═══ EXERCISE INPUTS ═══

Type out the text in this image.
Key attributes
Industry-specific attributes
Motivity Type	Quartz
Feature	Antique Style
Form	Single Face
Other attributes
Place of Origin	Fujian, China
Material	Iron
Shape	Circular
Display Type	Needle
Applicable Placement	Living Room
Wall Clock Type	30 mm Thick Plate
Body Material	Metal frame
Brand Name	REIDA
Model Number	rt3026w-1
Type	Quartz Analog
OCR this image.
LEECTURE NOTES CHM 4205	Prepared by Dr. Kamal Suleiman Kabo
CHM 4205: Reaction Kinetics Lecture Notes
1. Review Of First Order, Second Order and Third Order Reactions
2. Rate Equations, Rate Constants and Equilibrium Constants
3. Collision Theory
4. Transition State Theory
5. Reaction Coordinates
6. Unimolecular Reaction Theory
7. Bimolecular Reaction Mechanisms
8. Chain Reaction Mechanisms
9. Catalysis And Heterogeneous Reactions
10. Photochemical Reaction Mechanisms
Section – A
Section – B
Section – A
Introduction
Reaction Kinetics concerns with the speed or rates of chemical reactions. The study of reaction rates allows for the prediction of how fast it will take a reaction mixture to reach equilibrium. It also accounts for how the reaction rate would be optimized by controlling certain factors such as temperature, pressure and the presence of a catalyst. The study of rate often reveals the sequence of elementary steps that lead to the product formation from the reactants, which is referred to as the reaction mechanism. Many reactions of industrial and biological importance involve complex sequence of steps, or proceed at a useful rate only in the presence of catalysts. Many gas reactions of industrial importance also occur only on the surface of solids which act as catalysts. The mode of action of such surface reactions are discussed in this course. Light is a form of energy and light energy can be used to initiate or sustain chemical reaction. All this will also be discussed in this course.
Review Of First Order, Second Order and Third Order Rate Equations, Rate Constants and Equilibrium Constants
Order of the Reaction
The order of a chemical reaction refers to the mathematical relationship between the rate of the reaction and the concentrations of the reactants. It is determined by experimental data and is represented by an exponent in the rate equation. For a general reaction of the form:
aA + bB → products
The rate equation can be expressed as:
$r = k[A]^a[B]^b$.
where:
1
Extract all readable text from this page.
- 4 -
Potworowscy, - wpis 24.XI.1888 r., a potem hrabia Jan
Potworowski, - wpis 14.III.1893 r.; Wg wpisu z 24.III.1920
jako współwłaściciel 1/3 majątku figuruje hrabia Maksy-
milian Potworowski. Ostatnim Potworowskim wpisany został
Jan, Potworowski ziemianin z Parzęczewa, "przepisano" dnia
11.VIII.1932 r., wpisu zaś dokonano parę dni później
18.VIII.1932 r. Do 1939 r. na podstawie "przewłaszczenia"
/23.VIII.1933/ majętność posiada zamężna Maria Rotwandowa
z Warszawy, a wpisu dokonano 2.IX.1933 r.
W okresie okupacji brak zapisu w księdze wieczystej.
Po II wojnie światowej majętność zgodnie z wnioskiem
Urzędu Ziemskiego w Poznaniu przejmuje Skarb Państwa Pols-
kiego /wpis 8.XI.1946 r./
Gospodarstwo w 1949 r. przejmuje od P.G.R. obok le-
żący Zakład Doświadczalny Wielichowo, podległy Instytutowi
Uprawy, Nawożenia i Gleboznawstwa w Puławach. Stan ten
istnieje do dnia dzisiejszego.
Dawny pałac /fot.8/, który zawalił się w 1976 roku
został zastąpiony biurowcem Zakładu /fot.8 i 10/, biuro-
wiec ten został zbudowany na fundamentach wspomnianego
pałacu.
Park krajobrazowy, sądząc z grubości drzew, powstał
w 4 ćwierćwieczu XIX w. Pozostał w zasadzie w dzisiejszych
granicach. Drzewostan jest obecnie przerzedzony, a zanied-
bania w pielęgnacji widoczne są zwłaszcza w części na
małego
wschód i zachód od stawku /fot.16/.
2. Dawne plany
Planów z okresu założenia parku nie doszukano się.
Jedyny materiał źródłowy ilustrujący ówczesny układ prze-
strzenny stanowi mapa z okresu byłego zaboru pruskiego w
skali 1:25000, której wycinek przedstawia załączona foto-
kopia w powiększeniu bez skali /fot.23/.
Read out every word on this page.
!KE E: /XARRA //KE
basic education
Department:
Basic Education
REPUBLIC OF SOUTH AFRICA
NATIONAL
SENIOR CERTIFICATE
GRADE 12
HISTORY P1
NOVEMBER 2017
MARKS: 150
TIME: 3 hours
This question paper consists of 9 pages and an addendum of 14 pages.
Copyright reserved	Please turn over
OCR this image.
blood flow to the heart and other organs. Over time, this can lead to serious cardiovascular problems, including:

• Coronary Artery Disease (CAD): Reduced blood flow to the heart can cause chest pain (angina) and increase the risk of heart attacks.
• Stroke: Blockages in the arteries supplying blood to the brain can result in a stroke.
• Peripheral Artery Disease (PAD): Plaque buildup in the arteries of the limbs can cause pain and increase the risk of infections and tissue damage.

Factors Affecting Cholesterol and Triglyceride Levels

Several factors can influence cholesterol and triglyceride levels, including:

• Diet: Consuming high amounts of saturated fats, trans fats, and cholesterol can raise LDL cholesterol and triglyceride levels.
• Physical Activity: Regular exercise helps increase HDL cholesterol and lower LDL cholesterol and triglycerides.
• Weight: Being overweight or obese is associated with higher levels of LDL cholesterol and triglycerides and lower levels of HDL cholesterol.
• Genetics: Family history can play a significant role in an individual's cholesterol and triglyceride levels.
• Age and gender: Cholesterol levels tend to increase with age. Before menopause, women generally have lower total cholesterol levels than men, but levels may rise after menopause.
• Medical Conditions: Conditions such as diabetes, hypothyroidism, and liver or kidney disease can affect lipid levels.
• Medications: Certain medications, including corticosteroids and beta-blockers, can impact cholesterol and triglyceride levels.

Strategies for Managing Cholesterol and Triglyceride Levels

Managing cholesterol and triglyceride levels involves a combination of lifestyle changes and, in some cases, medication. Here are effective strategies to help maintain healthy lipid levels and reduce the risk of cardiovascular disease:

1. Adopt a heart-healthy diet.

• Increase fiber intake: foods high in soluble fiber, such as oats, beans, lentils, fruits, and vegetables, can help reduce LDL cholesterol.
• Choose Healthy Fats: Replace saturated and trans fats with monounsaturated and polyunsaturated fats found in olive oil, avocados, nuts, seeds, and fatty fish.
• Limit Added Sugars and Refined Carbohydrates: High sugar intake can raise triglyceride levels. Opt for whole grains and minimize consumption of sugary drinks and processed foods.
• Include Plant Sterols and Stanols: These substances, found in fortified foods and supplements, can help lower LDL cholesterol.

═══

▶ **GIVEN TASK**
Copy each line of the listing that holds the word "Artery".

▶ **WRITTEN SOLUTION**
• Coronary Artery Disease (CAD): Reduced blood flow to the heart can cause chest pain (angina) and increase the risk of heart attacks.
• Peripheral Artery Disease (PAD): Plaque buildup in the arteries of the limbs can cause pain and increase the risk of infections and tissue damage.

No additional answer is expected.